--- Start SUPPLIED RECORDS ---

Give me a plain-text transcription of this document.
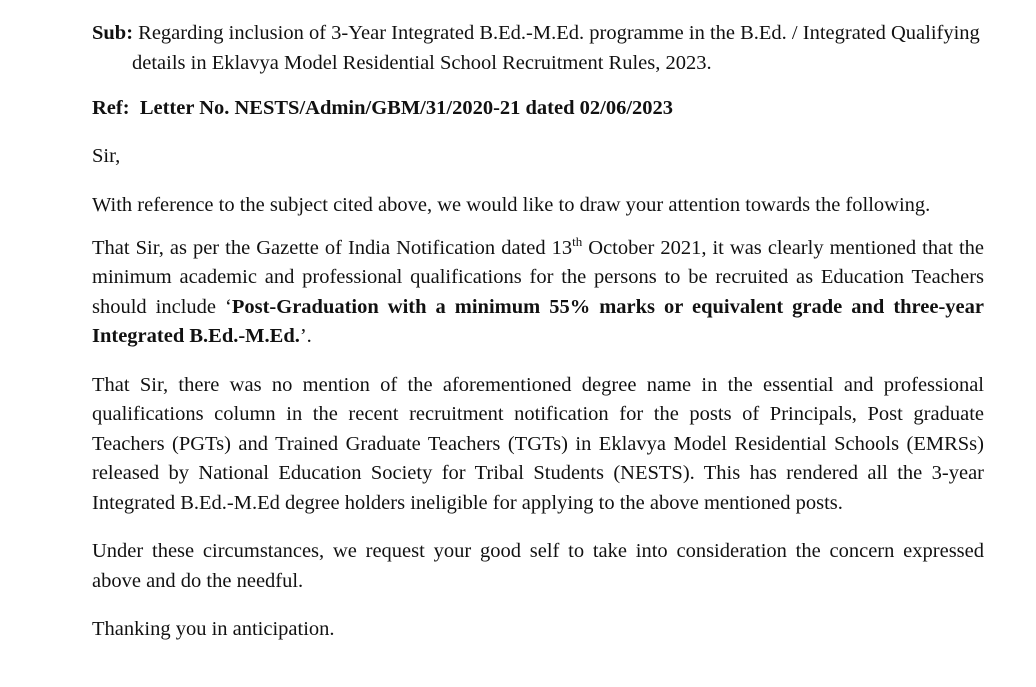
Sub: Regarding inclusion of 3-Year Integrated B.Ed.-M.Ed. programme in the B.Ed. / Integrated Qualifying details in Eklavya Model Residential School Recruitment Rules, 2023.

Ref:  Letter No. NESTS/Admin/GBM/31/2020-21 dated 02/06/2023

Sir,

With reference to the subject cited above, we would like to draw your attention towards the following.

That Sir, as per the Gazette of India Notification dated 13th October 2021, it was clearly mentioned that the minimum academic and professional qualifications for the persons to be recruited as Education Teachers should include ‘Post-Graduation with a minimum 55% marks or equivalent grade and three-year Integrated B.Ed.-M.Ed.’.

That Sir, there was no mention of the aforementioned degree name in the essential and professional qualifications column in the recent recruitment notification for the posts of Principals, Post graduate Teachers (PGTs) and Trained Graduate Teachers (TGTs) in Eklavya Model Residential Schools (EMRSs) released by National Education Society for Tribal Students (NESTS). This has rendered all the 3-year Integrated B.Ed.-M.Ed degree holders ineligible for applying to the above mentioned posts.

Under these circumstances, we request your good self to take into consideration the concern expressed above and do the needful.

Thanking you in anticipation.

--- End SUPPLIED RECORDS ---

§ **WHAT TO PRODUCE**:
Leave out the pictures and return every record word for word.

§ **EXERCISE RESULT**:
Give me a plain-text transcription of this document.
Sub: Regarding inclusion of 3-Year Integrated B.Ed.-M.Ed. programme in the B.Ed. / Integrated Qualifying details in Eklavya Model Residential School Recruitment Rules, 2023.

Ref:  Letter No. NESTS/Admin/GBM/31/2020-21 dated 02/06/2023

Sir,

With reference to the subject cited above, we would like to draw your attention towards the following.

That Sir, as per the Gazette of India Notification dated 13th October 2021, it was clearly mentioned that the minimum academic and professional qualifications for the persons to be recruited as Education Teachers should include ‘Post-Graduation with a minimum 55% marks or equivalent grade and three-year Integrated B.Ed.-M.Ed.’.

That Sir, there was no mention of the aforementioned degree name in the essential and professional qualifications column in the recent recruitment notification for the posts of Principals, Post graduate Teachers (PGTs) and Trained Graduate Teachers (TGTs) in Eklavya Model Residential Schools (EMRSs) released by National Education Society for Tribal Students (NESTS). This has rendered all the 3-year Integrated B.Ed.-M.Ed degree holders ineligible for applying to the above mentioned posts.

Under these circumstances, we request your good self to take into consideration the concern expressed above and do the needful.

Thanking you in anticipation.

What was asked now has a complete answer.